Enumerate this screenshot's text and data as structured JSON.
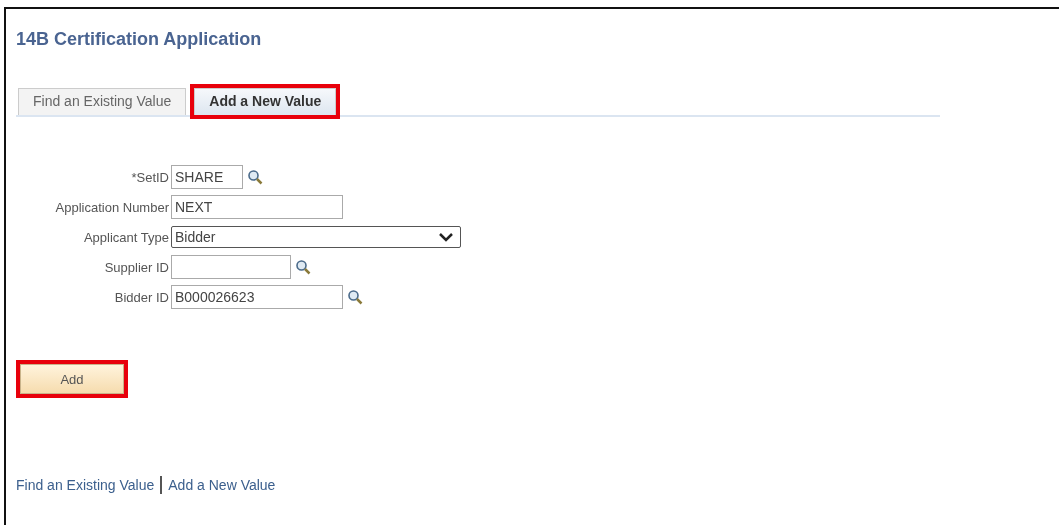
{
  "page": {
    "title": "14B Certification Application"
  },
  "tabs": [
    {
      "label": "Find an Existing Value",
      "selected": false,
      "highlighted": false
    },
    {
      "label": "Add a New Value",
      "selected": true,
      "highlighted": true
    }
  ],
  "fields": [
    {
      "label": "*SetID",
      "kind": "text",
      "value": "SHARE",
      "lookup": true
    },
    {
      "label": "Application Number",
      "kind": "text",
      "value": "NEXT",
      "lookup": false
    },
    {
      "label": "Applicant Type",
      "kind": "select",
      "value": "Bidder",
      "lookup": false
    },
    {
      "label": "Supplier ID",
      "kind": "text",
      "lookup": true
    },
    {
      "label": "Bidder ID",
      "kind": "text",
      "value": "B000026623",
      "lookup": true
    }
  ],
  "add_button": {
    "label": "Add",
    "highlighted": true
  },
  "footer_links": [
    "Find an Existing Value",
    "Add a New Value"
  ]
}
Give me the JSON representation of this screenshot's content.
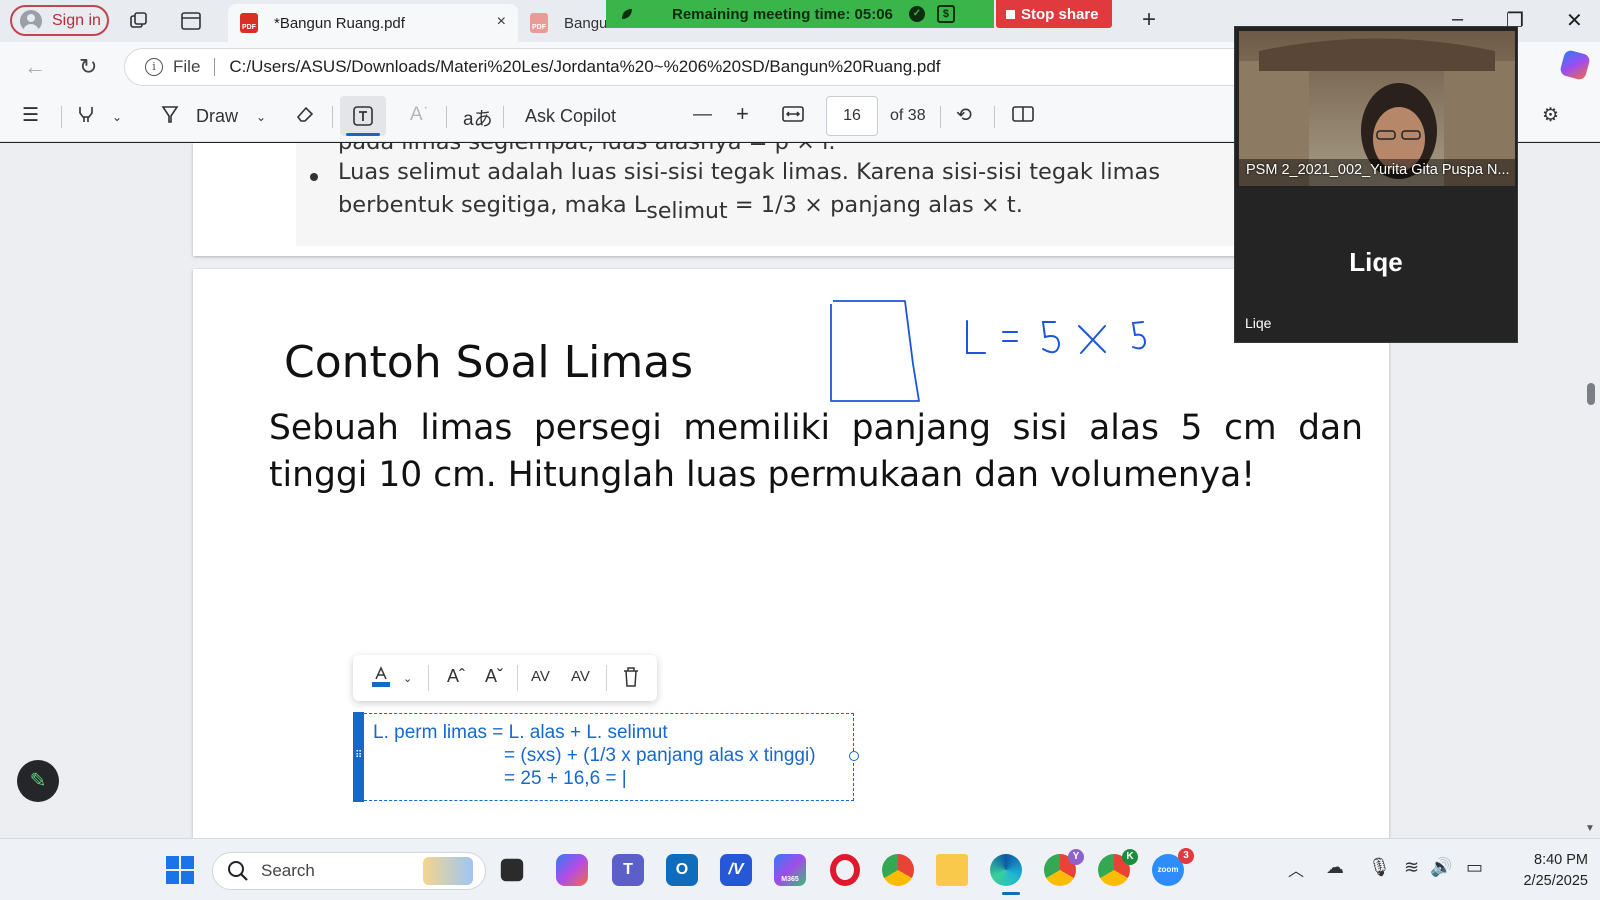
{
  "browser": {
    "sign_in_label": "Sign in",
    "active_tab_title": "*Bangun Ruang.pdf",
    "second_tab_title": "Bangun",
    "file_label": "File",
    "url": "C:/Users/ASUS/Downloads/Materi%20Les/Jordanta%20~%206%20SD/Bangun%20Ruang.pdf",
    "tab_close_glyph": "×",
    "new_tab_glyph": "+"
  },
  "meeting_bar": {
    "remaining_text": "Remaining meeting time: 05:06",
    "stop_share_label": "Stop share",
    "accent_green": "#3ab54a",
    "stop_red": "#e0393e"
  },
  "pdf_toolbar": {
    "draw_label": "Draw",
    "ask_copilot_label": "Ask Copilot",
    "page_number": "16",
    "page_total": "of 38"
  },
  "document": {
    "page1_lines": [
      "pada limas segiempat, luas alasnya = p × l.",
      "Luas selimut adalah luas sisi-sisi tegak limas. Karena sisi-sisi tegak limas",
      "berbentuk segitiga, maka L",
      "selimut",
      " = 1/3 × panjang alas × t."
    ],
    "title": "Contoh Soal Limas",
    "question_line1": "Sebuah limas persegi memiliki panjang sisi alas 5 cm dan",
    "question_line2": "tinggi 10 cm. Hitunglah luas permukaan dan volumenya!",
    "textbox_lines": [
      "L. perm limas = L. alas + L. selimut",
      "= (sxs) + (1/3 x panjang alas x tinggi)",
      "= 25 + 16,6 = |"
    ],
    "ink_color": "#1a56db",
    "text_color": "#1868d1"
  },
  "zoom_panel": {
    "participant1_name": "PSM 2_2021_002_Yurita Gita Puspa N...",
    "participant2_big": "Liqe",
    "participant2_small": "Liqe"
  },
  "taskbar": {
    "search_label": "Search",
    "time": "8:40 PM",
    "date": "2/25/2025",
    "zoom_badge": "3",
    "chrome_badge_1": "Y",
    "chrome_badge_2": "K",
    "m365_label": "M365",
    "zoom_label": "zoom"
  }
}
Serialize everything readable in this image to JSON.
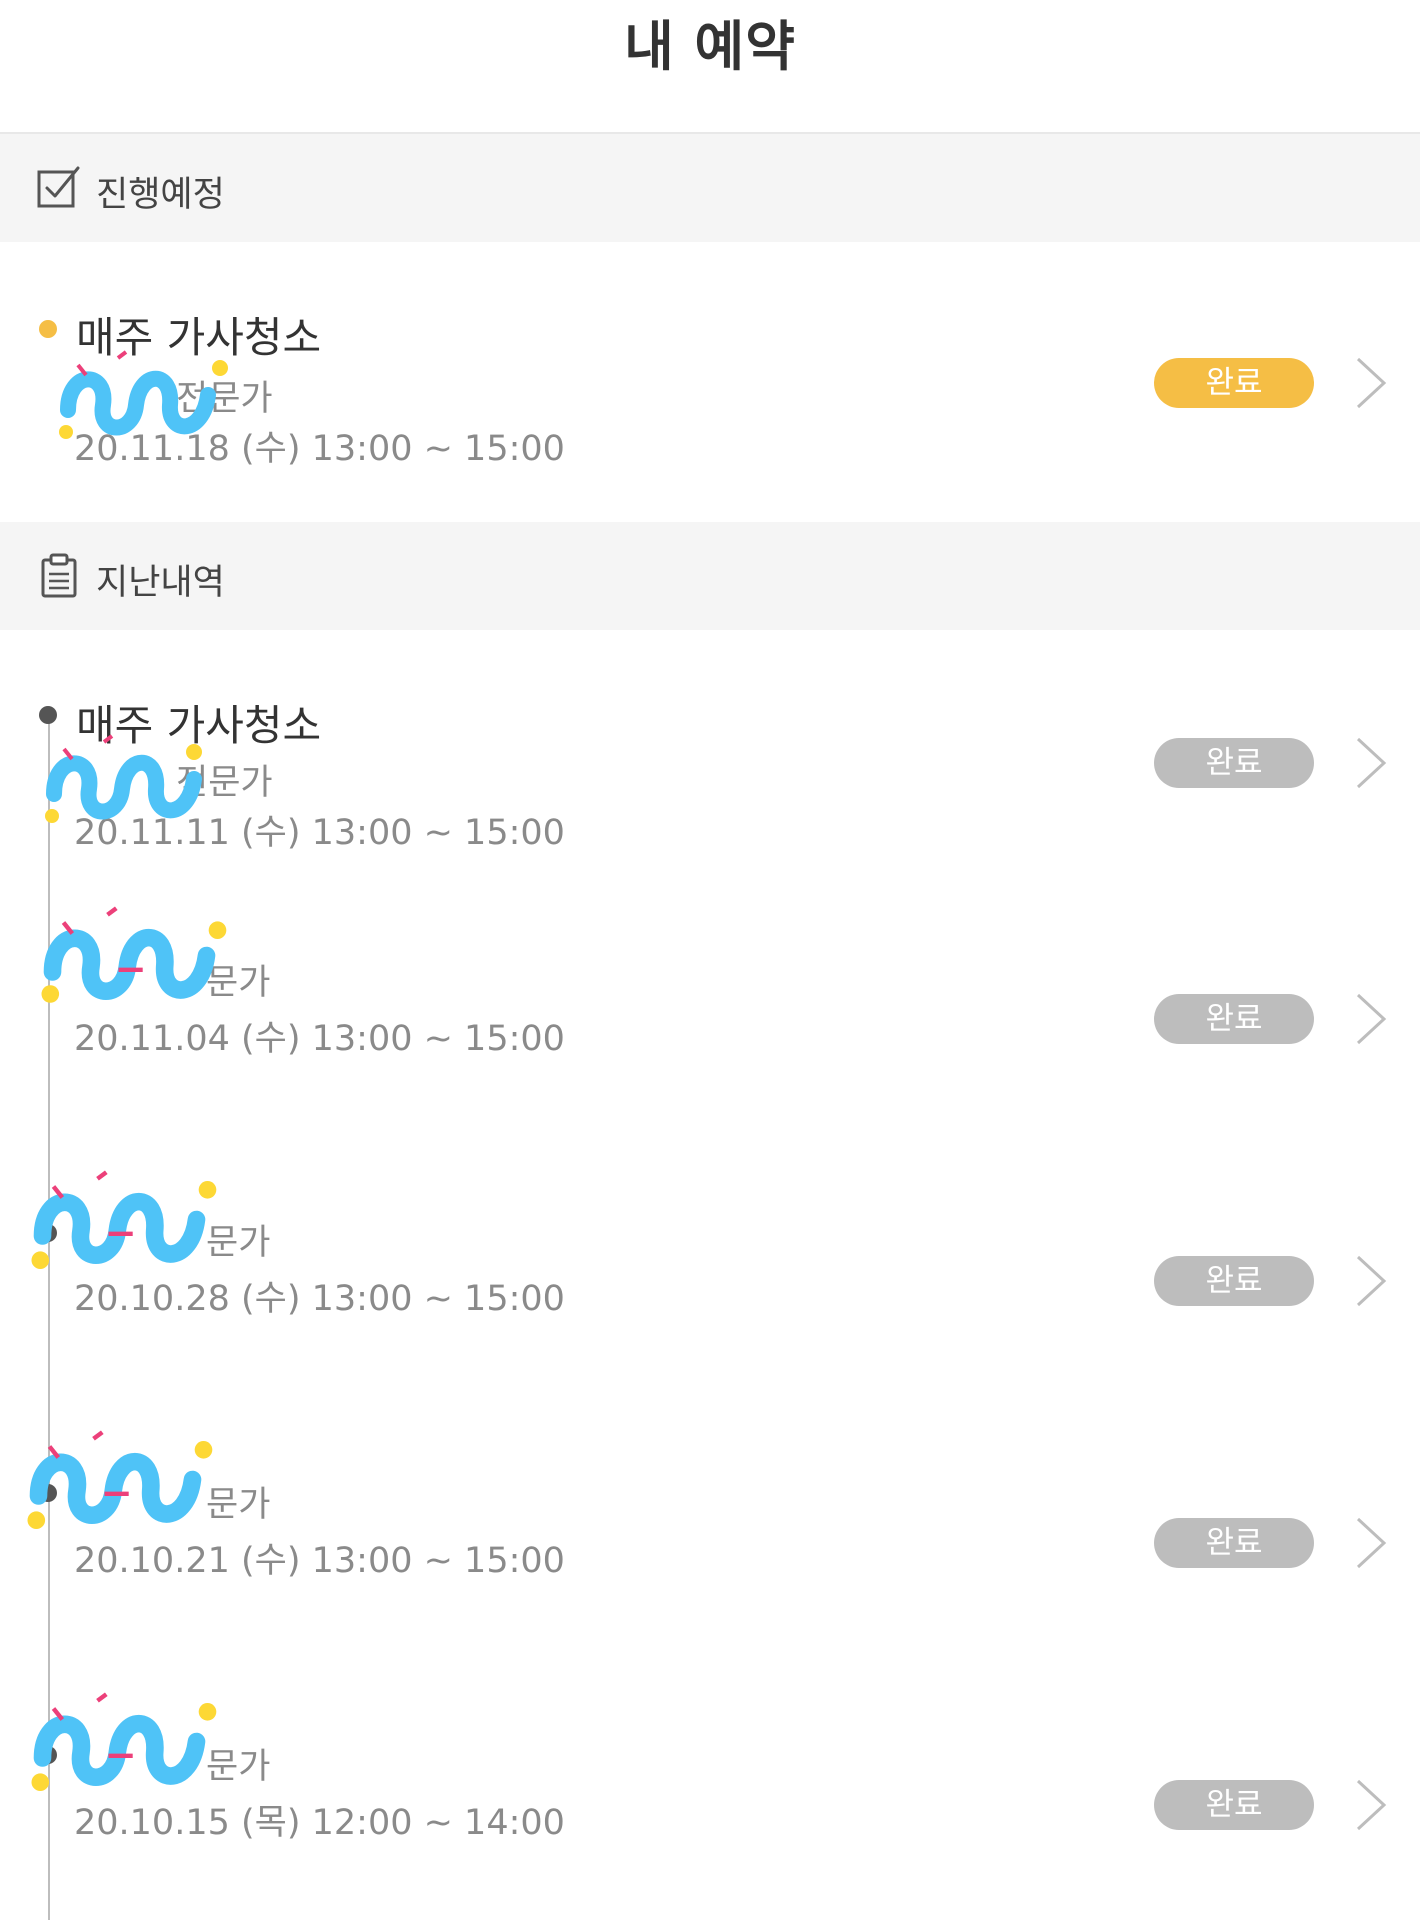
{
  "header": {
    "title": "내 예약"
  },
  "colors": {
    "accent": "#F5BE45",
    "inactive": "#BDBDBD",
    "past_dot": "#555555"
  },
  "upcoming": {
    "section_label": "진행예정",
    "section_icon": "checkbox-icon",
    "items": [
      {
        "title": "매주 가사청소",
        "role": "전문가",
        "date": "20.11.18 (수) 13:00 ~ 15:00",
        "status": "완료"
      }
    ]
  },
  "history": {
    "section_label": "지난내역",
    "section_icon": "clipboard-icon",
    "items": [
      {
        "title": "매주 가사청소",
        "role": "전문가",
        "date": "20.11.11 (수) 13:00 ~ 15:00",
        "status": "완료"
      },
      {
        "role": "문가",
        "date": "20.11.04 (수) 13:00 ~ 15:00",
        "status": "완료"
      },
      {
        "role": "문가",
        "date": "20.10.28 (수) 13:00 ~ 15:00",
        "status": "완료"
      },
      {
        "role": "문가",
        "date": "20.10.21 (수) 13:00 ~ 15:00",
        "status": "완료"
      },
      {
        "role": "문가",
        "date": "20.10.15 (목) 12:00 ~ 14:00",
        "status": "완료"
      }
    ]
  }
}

━━━━━━━━━━━━━━━━━━━━━━━━━━━━━━

TASK DIRECTIONS
Above are the records; copy every line in them that holds the word "Liqe".

ANSWER TO THIS PROBLEM
    "participant2_big": "Liqe",
    "participant2_small": "Liqe"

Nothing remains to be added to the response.